• [Exercise goal] Copy each line of the listing below exactly.

** BEGIN Material for the task **

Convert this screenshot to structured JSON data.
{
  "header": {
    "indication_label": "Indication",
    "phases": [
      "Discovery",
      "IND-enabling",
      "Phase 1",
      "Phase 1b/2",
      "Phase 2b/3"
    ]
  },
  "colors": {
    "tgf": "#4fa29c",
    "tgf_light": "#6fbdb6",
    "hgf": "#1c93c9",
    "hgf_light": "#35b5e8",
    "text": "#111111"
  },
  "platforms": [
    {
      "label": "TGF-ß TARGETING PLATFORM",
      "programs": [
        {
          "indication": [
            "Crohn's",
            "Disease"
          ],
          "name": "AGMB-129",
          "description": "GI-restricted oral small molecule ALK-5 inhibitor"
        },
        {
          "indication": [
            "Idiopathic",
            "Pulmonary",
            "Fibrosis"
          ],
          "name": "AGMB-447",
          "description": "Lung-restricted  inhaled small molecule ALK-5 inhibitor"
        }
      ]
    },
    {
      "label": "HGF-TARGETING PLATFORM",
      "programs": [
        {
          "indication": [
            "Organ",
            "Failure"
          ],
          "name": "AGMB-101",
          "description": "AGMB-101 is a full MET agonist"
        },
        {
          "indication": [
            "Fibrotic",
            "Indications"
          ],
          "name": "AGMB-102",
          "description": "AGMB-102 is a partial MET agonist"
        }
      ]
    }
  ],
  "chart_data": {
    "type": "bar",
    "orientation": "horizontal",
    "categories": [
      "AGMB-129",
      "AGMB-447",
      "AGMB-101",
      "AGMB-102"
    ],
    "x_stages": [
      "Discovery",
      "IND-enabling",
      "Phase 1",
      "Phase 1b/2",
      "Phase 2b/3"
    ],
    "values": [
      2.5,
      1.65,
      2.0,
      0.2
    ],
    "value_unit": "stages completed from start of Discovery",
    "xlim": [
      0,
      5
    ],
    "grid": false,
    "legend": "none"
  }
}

** END Material for the task **

• [Result below]
Convert this screenshot to structured JSON data.
{
  "header": {
    "indication_label": "Indication",
    "phases": [
      "Discovery",
      "IND-enabling",
      "Phase 1",
      "Phase 1b/2",
      "Phase 2b/3"
    ]
  },
  "colors": {
    "tgf": "#4fa29c",
    "tgf_light": "#6fbdb6",
    "hgf": "#1c93c9",
    "hgf_light": "#35b5e8",
    "text": "#111111"
  },
  "platforms": [
    {
      "label": "TGF-ß TARGETING PLATFORM",
      "programs": [
        {
          "indication": [
            "Crohn's",
            "Disease"
          ],
          "name": "AGMB-129",
          "description": "GI-restricted oral small molecule ALK-5 inhibitor"
        },
        {
          "indication": [
            "Idiopathic",
            "Pulmonary",
            "Fibrosis"
          ],
          "name": "AGMB-447",
          "description": "Lung-restricted  inhaled small molecule ALK-5 inhibitor"
        }
      ]
    },
    {
      "label": "HGF-TARGETING PLATFORM",
      "programs": [
        {
          "indication": [
            "Organ",
            "Failure"
          ],
          "name": "AGMB-101",
          "description": "AGMB-101 is a full MET agonist"
        },
        {
          "indication": [
            "Fibrotic",
            "Indications"
          ],
          "name": "AGMB-102",
          "description": "AGMB-102 is a partial MET agonist"
        }
      ]
    }
  ],
  "chart_data": {
    "type": "bar",
    "orientation": "horizontal",
    "categories": [
      "AGMB-129",
      "AGMB-447",
      "AGMB-101",
      "AGMB-102"
    ],
    "x_stages": [
      "Discovery",
      "IND-enabling",
      "Phase 1",
      "Phase 1b/2",
      "Phase 2b/3"
    ],
    "values": [
      2.5,
      1.65,
      2.0,
      0.2
    ],
    "value_unit": "stages completed from start of Discovery",
    "xlim": [
      0,
      5
    ],
    "grid": false,
    "legend": "none"
  }
}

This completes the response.